▶ STATED GOAL: Leave out the pictures and copy everything else below exactly.

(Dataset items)
◇ ◇ ◇ ◇ ◇ ◇ ◇

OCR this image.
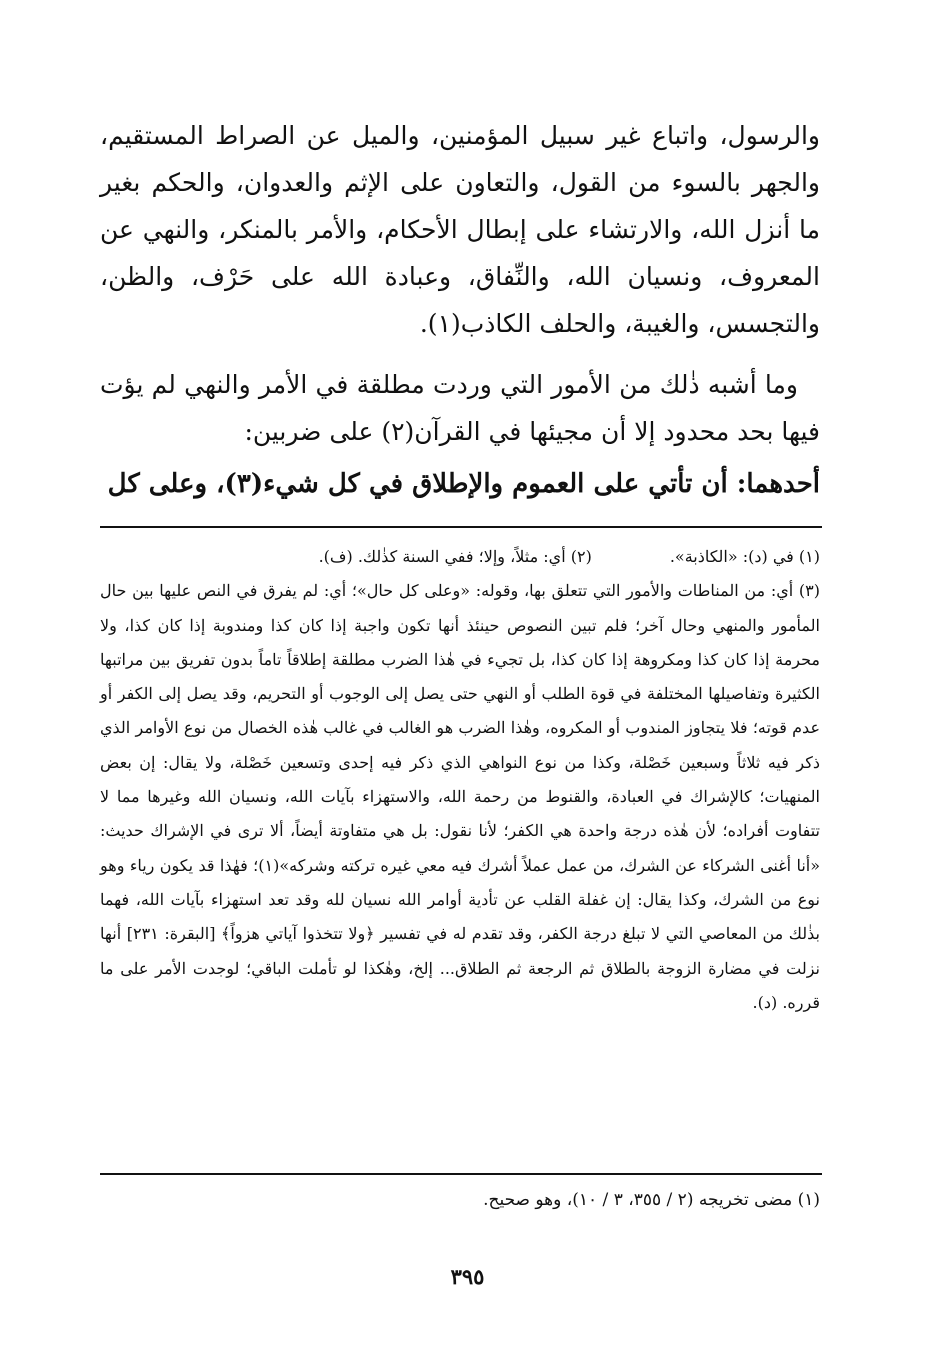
والرسول، واتباع غير سبيل المؤمنين، والميل عن الصراط المستقيم، والجهر بالسوء من القول، والتعاون على الإثم والعدوان، والحكم بغير ما أنزل الله، والارتشاء على إبطال الأحكام، والأمر بالمنكر، والنهي عن المعروف، ونسيان الله، والنِّفاق، وعبادة الله على حَرْف، والظن، والتجسس، والغيبة، والحلف الكاذب(١).

وما أشبه ذٰلك من الأمور التي وردت مطلقة في الأمر والنهي لم يؤت فيها بحد محدود إلا أن مجيئها في القرآن(٢) على ضربين:

أحدهما: أن تأتي على العموم والإطلاق في كل شيء(٣)، وعلى كل

(١) في (د): «الكاذبة».
(٢) أي: مثلاً، وإلا؛ ففي السنة كذٰلك. (ف).

(٣) أي: من المناطات والأمور التي تتعلق بها، وقوله: «وعلى كل حال»؛ أي: لم يفرق في النص عليها بين حال المأمور والمنهي وحال آخر؛ فلم تبين النصوص حينئذ أنها تكون واجبة إذا كان كذا ومندوبة إذا كان كذا، ولا محرمة إذا كان كذا ومكروهة إذا كان كذا، بل تجيء في هٰذا الضرب مطلقة إطلاقاً تاماً بدون تفريق بين مراتبها الكثيرة وتفاصيلها المختلفة في قوة الطلب أو النهي حتى يصل إلى الوجوب أو التحريم، وقد يصل إلى الكفر أو عدم قوته؛ فلا يتجاوز المندوب أو المكروه، وهٰذا الضرب هو الغالب في غالب هٰذه الخصال من نوع الأوامر الذي ذكر فيه ثلاثاً وسبعين خَصْلة، وكذا من نوع النواهي الذي ذكر فيه إحدى وتسعين خَصْلة، ولا يقال: إن بعض المنهيات؛ كالإشراك في العبادة، والقنوط من رحمة الله، والاستهزاء بآيات الله، ونسيان الله وغيرها مما لا تتفاوت أفراده؛ لأن هٰذه درجة واحدة هي الكفر؛ لأنا نقول: بل هي متفاوتة أيضاً، ألا ترى في الإشراك حديث: «أنا أغنى الشركاء عن الشرك، من عمل عملاً أشرك فيه معي غيره تركته وشركه»(١)؛ فهٰذا قد يكون رياء وهو نوع من الشرك، وكذا يقال: إن غفلة القلب عن تأدية أوامر الله نسيان لله وقد تعد استهزاء بآيات الله، فهما بذٰلك من المعاصي التي لا تبلغ درجة الكفر، وقد تقدم له في تفسير ﴿ولا تتخذوا آياتي هزواً﴾ [البقرة: ٢٣١] أنها نزلت في مضارة الزوجة بالطلاق ثم الرجعة ثم الطلاق... إلخ، وهٰكذا لو تأملت الباقي؛ لوجدت الأمر على ما قرره. (د).

(١) مضى تخريجه (٢ / ٣٥٥، ٣ / ١٠)، وهو صحيح.

٣٩٥
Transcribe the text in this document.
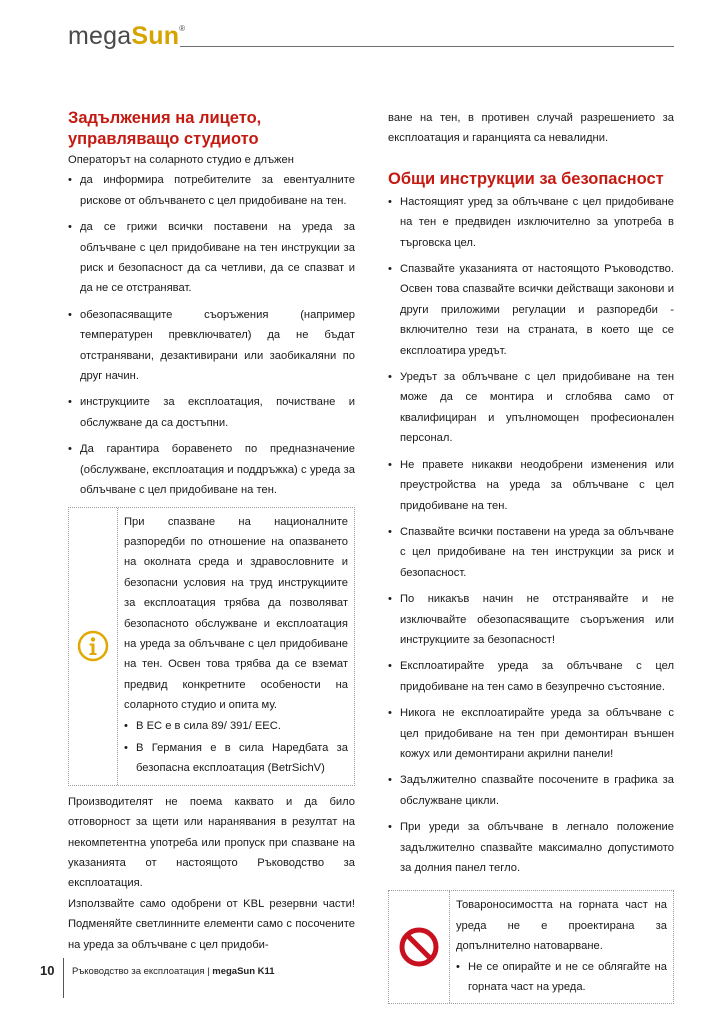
megaSun®
Задължения на лицето, управляващо студиото

Операторът на соларното студио е длъжен

• да информира потребителите за евентуалните рискове от облъчването с цел придобиване на тен.
• да се грижи всички поставени на уреда за облъчване с цел придобиване на тен инструкции за риск и безопасност да са четливи, да се спазват и да не се отстраняват.
• обезопасяващите съоръжения (например температурен превключвател) да не бъдат отстранявани, дезактивирани или заобикаляни по друг начин.
• инструкциите за експлоатация, почистване и обслужване да са достъпни.
• Да гарантира боравенето по предназначение (обслужване, експлоатация и поддръжка) с уреда за облъчване с цел придобиване на тен.

При спазване на националните разпоредби по отношение на опазването на околната среда и здравословните и безопасни условия на труд инструкциите за експлоатация трябва да позволяват безопасното обслужване и експлоатация на уреда за облъчване с цел придобиване на тен. Освен това трябва да се вземат предвид конкретните особености на соларното студио и опита му.

• В ЕС е в сила 89/ 391/ EEC.
• В Германия е в сила Наредбата за безопасна експлоатация (BetrSichV)

Производителят не поема каквато и да било отговорност за щети или наранявания в резултат на некомпетентна употреба или пропуск при спазване на указанията от настоящото Ръководство за експлоатация.

Използвайте само одобрени от KBL резервни части! Подменяйте светлинните елементи само с посочените на уреда за облъчване с цел придоби-

ване на тен, в противен случай разрешението за експлоатация и гаранцията са невалидни.

Общи инструкции за безопасност
• Настоящият уред за облъчване с цел придобиване на тен е предвиден изключително за употреба в търговска цел.
• Спазвайте указанията от настоящото Ръководство. Освен това спазвайте всички действащи законови и други приложими регулации и разпоредби - включително тези на страната, в което ще се експлоатира уредът.
• Уредът за облъчване с цел придобиване на тен може да се монтира и сглобява само от квалифициран и упълномощен професионален персонал.
• Не правете никакви неодобрени изменения или преустройства на уреда за облъчване с цел придобиване на тен.
• Спазвайте всички поставени на уреда за облъчване с цел придобиване на тен инструкции за риск и безопасност.
• По никакъв начин не отстранявайте и не изключвайте обезопасяващите съоръжения или инструкциите за безопасност!
• Експлоатирайте уреда за облъчване с цел придобиване на тен само в безупречно състояние.
• Никога не експлоатирайте уреда за облъчване с цел придобиване на тен при демонтиран външен кожух или демонтирани акрилни панели!
• Задължително спазвайте посочените в графика за обслужване цикли.
• При уреди за облъчване в легнало положение задължително спазвайте максимално допустимото за долния панел тегло.

Товароносимостта на горната част на уреда не е проектирана за допълнително натоварване.

• Не се опирайте и не се облягайте на горната част на уреда.
10 Ръководство за експлоатация | megaSun K11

◇ ◇ ◇ ◇ ◇ ◇ ◇

▶ EXERCISE RESULT:
OCR this image.
والرسول، واتباع غير سبيل المؤمنين، والميل عن الصراط المستقيم، والجهر بالسوء من القول، والتعاون على الإثم والعدوان، والحكم بغير ما أنزل الله، والارتشاء على إبطال الأحكام، والأمر بالمنكر، والنهي عن المعروف، ونسيان الله، والنِّفاق، وعبادة الله على حَرْف، والظن، والتجسس، والغيبة، والحلف الكاذب(١).

وما أشبه ذٰلك من الأمور التي وردت مطلقة في الأمر والنهي لم يؤت فيها بحد محدود إلا أن مجيئها في القرآن(٢) على ضربين:

أحدهما: أن تأتي على العموم والإطلاق في كل شيء(٣)، وعلى كل

(١) في (د): «الكاذبة».
(٢) أي: مثلاً، وإلا؛ ففي السنة كذٰلك. (ف).

(٣) أي: من المناطات والأمور التي تتعلق بها، وقوله: «وعلى كل حال»؛ أي: لم يفرق في النص عليها بين حال المأمور والمنهي وحال آخر؛ فلم تبين النصوص حينئذ أنها تكون واجبة إذا كان كذا ومندوبة إذا كان كذا، ولا محرمة إذا كان كذا ومكروهة إذا كان كذا، بل تجيء في هٰذا الضرب مطلقة إطلاقاً تاماً بدون تفريق بين مراتبها الكثيرة وتفاصيلها المختلفة في قوة الطلب أو النهي حتى يصل إلى الوجوب أو التحريم، وقد يصل إلى الكفر أو عدم قوته؛ فلا يتجاوز المندوب أو المكروه، وهٰذا الضرب هو الغالب في غالب هٰذه الخصال من نوع الأوامر الذي ذكر فيه ثلاثاً وسبعين خَصْلة، وكذا من نوع النواهي الذي ذكر فيه إحدى وتسعين خَصْلة، ولا يقال: إن بعض المنهيات؛ كالإشراك في العبادة، والقنوط من رحمة الله، والاستهزاء بآيات الله، ونسيان الله وغيرها مما لا تتفاوت أفراده؛ لأن هٰذه درجة واحدة هي الكفر؛ لأنا نقول: بل هي متفاوتة أيضاً، ألا ترى في الإشراك حديث: «أنا أغنى الشركاء عن الشرك، من عمل عملاً أشرك فيه معي غيره تركته وشركه»(١)؛ فهٰذا قد يكون رياء وهو نوع من الشرك، وكذا يقال: إن غفلة القلب عن تأدية أوامر الله نسيان لله وقد تعد استهزاء بآيات الله، فهما بذٰلك من المعاصي التي لا تبلغ درجة الكفر، وقد تقدم له في تفسير ﴿ولا تتخذوا آياتي هزواً﴾ [البقرة: ٢٣١] أنها نزلت في مضارة الزوجة بالطلاق ثم الرجعة ثم الطلاق... إلخ، وهٰكذا لو تأملت الباقي؛ لوجدت الأمر على ما قرره. (د).

(١) مضى تخريجه (٢ / ٣٥٥، ٣ / ١٠)، وهو صحيح.

٣٩٥
Transcribe the text in this document.
megaSun®
Задължения на лицето, управляващо студиото

Операторът на соларното студио е длъжен

• да информира потребителите за евентуалните рискове от облъчването с цел придобиване на тен.
• да се грижи всички поставени на уреда за облъчване с цел придобиване на тен инструкции за риск и безопасност да са четливи, да се спазват и да не се отстраняват.
• обезопасяващите съоръжения (например температурен превключвател) да не бъдат отстранявани, дезактивирани или заобикаляни по друг начин.
• инструкциите за експлоатация, почистване и обслужване да са достъпни.
• Да гарантира боравенето по предназначение (обслужване, експлоатация и поддръжка) с уреда за облъчване с цел придобиване на тен.

При спазване на националните разпоредби по отношение на опазването на околната среда и здравословните и безопасни условия на труд инструкциите за експлоатация трябва да позволяват безопасното обслужване и експлоатация на уреда за облъчване с цел придобиване на тен. Освен това трябва да се вземат предвид конкретните особености на соларното студио и опита му.

• В ЕС е в сила 89/ 391/ EEC.
• В Германия е в сила Наредбата за безопасна експлоатация (BetrSichV)

Производителят не поема каквато и да било отговорност за щети или наранявания в резултат на некомпетентна употреба или пропуск при спазване на указанията от настоящото Ръководство за експлоатация.

Използвайте само одобрени от KBL резервни части! Подменяйте светлинните елементи само с посочените на уреда за облъчване с цел придоби-

ване на тен, в противен случай разрешението за експлоатация и гаранцията са невалидни.

Общи инструкции за безопасност
• Настоящият уред за облъчване с цел придобиване на тен е предвиден изключително за употреба в търговска цел.
• Спазвайте указанията от настоящото Ръководство. Освен това спазвайте всички действащи законови и други приложими регулации и разпоредби - включително тези на страната, в което ще се експлоатира уредът.
• Уредът за облъчване с цел придобиване на тен може да се монтира и сглобява само от квалифициран и упълномощен професионален персонал.
• Не правете никакви неодобрени изменения или преустройства на уреда за облъчване с цел придобиване на тен.
• Спазвайте всички поставени на уреда за облъчване с цел придобиване на тен инструкции за риск и безопасност.
• По никакъв начин не отстранявайте и не изключвайте обезопасяващите съоръжения или инструкциите за безопасност!
• Експлоатирайте уреда за облъчване с цел придобиване на тен само в безупречно състояние.
• Никога не експлоатирайте уреда за облъчване с цел придобиване на тен при демонтиран външен кожух или демонтирани акрилни панели!
• Задължително спазвайте посочените в графика за обслужване цикли.
• При уреди за облъчване в легнало положение задължително спазвайте максимално допустимото за долния панел тегло.

Товароносимостта на горната част на уреда не е проектирана за допълнително натоварване.

• Не се опирайте и не се облягайте на горната част на уреда.
10 Ръководство за експлоатация | megaSun K11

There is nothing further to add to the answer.